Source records
--------------------------------------------------

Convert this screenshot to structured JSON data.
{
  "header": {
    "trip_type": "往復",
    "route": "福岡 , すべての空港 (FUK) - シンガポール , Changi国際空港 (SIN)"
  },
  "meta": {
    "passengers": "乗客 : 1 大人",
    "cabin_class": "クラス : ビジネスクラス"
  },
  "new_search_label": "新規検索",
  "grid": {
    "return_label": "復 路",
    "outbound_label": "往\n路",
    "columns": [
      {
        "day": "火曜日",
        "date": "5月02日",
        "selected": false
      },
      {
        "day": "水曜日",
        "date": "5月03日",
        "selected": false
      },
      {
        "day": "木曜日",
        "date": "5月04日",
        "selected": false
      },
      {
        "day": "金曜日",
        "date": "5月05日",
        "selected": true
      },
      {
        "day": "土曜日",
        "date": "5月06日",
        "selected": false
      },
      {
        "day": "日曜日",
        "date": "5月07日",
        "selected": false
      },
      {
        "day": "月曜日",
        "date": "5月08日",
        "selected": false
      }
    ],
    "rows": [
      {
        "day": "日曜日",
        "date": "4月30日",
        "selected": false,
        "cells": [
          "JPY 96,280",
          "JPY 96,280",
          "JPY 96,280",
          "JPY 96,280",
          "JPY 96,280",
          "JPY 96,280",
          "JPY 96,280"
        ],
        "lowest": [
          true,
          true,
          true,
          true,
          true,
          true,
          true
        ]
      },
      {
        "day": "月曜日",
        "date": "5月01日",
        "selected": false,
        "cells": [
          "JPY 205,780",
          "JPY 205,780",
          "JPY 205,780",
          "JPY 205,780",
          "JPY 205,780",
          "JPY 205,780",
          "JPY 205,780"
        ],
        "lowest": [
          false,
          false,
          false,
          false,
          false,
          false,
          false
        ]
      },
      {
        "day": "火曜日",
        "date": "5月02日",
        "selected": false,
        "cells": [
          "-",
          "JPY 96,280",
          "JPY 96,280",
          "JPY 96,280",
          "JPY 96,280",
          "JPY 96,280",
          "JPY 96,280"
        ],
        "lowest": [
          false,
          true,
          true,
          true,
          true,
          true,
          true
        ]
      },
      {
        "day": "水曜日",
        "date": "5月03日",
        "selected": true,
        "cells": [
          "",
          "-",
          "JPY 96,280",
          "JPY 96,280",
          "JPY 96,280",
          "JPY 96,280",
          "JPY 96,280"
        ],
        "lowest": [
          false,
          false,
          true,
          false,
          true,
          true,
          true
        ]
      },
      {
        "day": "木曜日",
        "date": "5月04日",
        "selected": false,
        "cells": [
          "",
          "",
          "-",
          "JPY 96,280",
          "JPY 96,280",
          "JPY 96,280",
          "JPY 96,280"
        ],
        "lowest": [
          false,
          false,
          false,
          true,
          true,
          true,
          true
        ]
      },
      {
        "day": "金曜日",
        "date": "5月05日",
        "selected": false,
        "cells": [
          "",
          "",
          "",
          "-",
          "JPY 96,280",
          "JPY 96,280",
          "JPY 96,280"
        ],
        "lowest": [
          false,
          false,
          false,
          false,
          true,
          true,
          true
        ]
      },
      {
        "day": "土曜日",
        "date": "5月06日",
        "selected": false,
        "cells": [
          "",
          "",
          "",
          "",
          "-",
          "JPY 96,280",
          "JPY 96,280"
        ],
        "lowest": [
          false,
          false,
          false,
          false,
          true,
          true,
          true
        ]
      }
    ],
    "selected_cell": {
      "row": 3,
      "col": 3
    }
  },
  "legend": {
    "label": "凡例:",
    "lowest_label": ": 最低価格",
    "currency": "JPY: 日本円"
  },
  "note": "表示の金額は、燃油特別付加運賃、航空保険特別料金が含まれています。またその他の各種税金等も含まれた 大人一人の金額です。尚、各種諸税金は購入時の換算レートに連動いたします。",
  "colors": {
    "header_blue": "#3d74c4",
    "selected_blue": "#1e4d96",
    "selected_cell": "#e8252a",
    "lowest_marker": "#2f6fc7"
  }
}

--------------------------------------------------

§ EXERCISE GOAL:
All records above must be set down exactly, please.

§ SOLUTION:
Convert this screenshot to structured JSON data.
{
  "header": {
    "trip_type": "往復",
    "route": "福岡 , すべての空港 (FUK) - シンガポール , Changi国際空港 (SIN)"
  },
  "meta": {
    "passengers": "乗客 : 1 大人",
    "cabin_class": "クラス : ビジネスクラス"
  },
  "new_search_label": "新規検索",
  "grid": {
    "return_label": "復 路",
    "outbound_label": "往\n路",
    "columns": [
      {
        "day": "火曜日",
        "date": "5月02日",
        "selected": false
      },
      {
        "day": "水曜日",
        "date": "5月03日",
        "selected": false
      },
      {
        "day": "木曜日",
        "date": "5月04日",
        "selected": false
      },
      {
        "day": "金曜日",
        "date": "5月05日",
        "selected": true
      },
      {
        "day": "土曜日",
        "date": "5月06日",
        "selected": false
      },
      {
        "day": "日曜日",
        "date": "5月07日",
        "selected": false
      },
      {
        "day": "月曜日",
        "date": "5月08日",
        "selected": false
      }
    ],
    "rows": [
      {
        "day": "日曜日",
        "date": "4月30日",
        "selected": false,
        "cells": [
          "JPY 96,280",
          "JPY 96,280",
          "JPY 96,280",
          "JPY 96,280",
          "JPY 96,280",
          "JPY 96,280",
          "JPY 96,280"
        ],
        "lowest": [
          true,
          true,
          true,
          true,
          true,
          true,
          true
        ]
      },
      {
        "day": "月曜日",
        "date": "5月01日",
        "selected": false,
        "cells": [
          "JPY 205,780",
          "JPY 205,780",
          "JPY 205,780",
          "JPY 205,780",
          "JPY 205,780",
          "JPY 205,780",
          "JPY 205,780"
        ],
        "lowest": [
          false,
          false,
          false,
          false,
          false,
          false,
          false
        ]
      },
      {
        "day": "火曜日",
        "date": "5月02日",
        "selected": false,
        "cells": [
          "-",
          "JPY 96,280",
          "JPY 96,280",
          "JPY 96,280",
          "JPY 96,280",
          "JPY 96,280",
          "JPY 96,280"
        ],
        "lowest": [
          false,
          true,
          true,
          true,
          true,
          true,
          true
        ]
      },
      {
        "day": "水曜日",
        "date": "5月03日",
        "selected": true,
        "cells": [
          "",
          "-",
          "JPY 96,280",
          "JPY 96,280",
          "JPY 96,280",
          "JPY 96,280",
          "JPY 96,280"
        ],
        "lowest": [
          false,
          false,
          true,
          false,
          true,
          true,
          true
        ]
      },
      {
        "day": "木曜日",
        "date": "5月04日",
        "selected": false,
        "cells": [
          "",
          "",
          "-",
          "JPY 96,280",
          "JPY 96,280",
          "JPY 96,280",
          "JPY 96,280"
        ],
        "lowest": [
          false,
          false,
          false,
          true,
          true,
          true,
          true
        ]
      },
      {
        "day": "金曜日",
        "date": "5月05日",
        "selected": false,
        "cells": [
          "",
          "",
          "",
          "-",
          "JPY 96,280",
          "JPY 96,280",
          "JPY 96,280"
        ],
        "lowest": [
          false,
          false,
          false,
          false,
          true,
          true,
          true
        ]
      },
      {
        "day": "土曜日",
        "date": "5月06日",
        "selected": false,
        "cells": [
          "",
          "",
          "",
          "",
          "-",
          "JPY 96,280",
          "JPY 96,280"
        ],
        "lowest": [
          false,
          false,
          false,
          false,
          true,
          true,
          true
        ]
      }
    ],
    "selected_cell": {
      "row": 3,
      "col": 3
    }
  },
  "legend": {
    "label": "凡例:",
    "lowest_label": ": 最低価格",
    "currency": "JPY: 日本円"
  },
  "note": "表示の金額は、燃油特別付加運賃、航空保険特別料金が含まれています。またその他の各種税金等も含まれた 大人一人の金額です。尚、各種諸税金は購入時の換算レートに連動いたします。",
  "colors": {
    "header_blue": "#3d74c4",
    "selected_blue": "#1e4d96",
    "selected_cell": "#e8252a",
    "lowest_marker": "#2f6fc7"
  }
}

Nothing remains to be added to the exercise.